## [Exercise]
Write out all of the entries exactly, please.

## [Input data]
################
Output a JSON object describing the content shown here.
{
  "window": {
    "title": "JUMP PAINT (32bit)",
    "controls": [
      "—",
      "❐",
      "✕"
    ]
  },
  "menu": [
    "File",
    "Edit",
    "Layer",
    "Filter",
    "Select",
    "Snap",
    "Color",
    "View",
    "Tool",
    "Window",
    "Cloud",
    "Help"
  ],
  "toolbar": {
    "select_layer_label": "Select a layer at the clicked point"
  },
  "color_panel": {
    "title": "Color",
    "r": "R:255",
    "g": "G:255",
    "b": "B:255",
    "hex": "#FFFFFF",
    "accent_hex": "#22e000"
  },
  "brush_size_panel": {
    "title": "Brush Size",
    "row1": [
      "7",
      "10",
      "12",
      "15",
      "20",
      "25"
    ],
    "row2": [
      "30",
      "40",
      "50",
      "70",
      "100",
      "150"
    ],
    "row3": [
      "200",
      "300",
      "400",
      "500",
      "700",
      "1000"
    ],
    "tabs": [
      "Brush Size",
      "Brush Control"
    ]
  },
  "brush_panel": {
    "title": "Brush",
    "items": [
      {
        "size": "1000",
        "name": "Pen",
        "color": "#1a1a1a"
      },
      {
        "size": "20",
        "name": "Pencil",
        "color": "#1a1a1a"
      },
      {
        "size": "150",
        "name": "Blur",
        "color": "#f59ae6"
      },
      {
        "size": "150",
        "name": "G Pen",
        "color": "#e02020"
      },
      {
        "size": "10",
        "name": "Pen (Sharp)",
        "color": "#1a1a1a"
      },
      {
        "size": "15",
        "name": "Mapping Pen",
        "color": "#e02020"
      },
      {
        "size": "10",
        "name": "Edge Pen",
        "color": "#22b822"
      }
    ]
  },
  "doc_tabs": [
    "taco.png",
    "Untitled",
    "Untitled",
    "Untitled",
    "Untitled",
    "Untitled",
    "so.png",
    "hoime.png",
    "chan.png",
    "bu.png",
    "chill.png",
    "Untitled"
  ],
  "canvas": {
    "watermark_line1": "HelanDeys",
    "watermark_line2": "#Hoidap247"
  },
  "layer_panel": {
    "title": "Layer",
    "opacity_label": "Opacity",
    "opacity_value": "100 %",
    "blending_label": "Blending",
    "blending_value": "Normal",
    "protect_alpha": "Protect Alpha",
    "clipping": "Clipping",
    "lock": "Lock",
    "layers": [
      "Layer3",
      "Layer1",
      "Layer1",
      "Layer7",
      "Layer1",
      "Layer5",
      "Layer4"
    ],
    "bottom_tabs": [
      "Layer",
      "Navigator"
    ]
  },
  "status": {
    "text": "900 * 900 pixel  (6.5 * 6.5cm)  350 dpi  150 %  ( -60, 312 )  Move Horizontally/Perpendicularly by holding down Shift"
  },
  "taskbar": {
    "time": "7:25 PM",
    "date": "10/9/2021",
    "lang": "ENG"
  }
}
################
## [In response]
Output a JSON object describing the content shown here.
{
  "window": {
    "title": "JUMP PAINT (32bit)",
    "controls": [
      "—",
      "❐",
      "✕"
    ]
  },
  "menu": [
    "File",
    "Edit",
    "Layer",
    "Filter",
    "Select",
    "Snap",
    "Color",
    "View",
    "Tool",
    "Window",
    "Cloud",
    "Help"
  ],
  "toolbar": {
    "select_layer_label": "Select a layer at the clicked point"
  },
  "color_panel": {
    "title": "Color",
    "r": "R:255",
    "g": "G:255",
    "b": "B:255",
    "hex": "#FFFFFF",
    "accent_hex": "#22e000"
  },
  "brush_size_panel": {
    "title": "Brush Size",
    "row1": [
      "7",
      "10",
      "12",
      "15",
      "20",
      "25"
    ],
    "row2": [
      "30",
      "40",
      "50",
      "70",
      "100",
      "150"
    ],
    "row3": [
      "200",
      "300",
      "400",
      "500",
      "700",
      "1000"
    ],
    "tabs": [
      "Brush Size",
      "Brush Control"
    ]
  },
  "brush_panel": {
    "title": "Brush",
    "items": [
      {
        "size": "1000",
        "name": "Pen",
        "color": "#1a1a1a"
      },
      {
        "size": "20",
        "name": "Pencil",
        "color": "#1a1a1a"
      },
      {
        "size": "150",
        "name": "Blur",
        "color": "#f59ae6"
      },
      {
        "size": "150",
        "name": "G Pen",
        "color": "#e02020"
      },
      {
        "size": "10",
        "name": "Pen (Sharp)",
        "color": "#1a1a1a"
      },
      {
        "size": "15",
        "name": "Mapping Pen",
        "color": "#e02020"
      },
      {
        "size": "10",
        "name": "Edge Pen",
        "color": "#22b822"
      }
    ]
  },
  "doc_tabs": [
    "taco.png",
    "Untitled",
    "Untitled",
    "Untitled",
    "Untitled",
    "Untitled",
    "so.png",
    "hoime.png",
    "chan.png",
    "bu.png",
    "chill.png",
    "Untitled"
  ],
  "canvas": {
    "watermark_line1": "HelanDeys",
    "watermark_line2": "#Hoidap247"
  },
  "layer_panel": {
    "title": "Layer",
    "opacity_label": "Opacity",
    "opacity_value": "100 %",
    "blending_label": "Blending",
    "blending_value": "Normal",
    "protect_alpha": "Protect Alpha",
    "clipping": "Clipping",
    "lock": "Lock",
    "layers": [
      "Layer3",
      "Layer1",
      "Layer1",
      "Layer7",
      "Layer1",
      "Layer5",
      "Layer4"
    ],
    "bottom_tabs": [
      "Layer",
      "Navigator"
    ]
  },
  "status": {
    "text": "900 * 900 pixel  (6.5 * 6.5cm)  350 dpi  150 %  ( -60, 312 )  Move Horizontally/Perpendicularly by holding down Shift"
  },
  "taskbar": {
    "time": "7:25 PM",
    "date": "10/9/2021",
    "lang": "ENG"
  }
}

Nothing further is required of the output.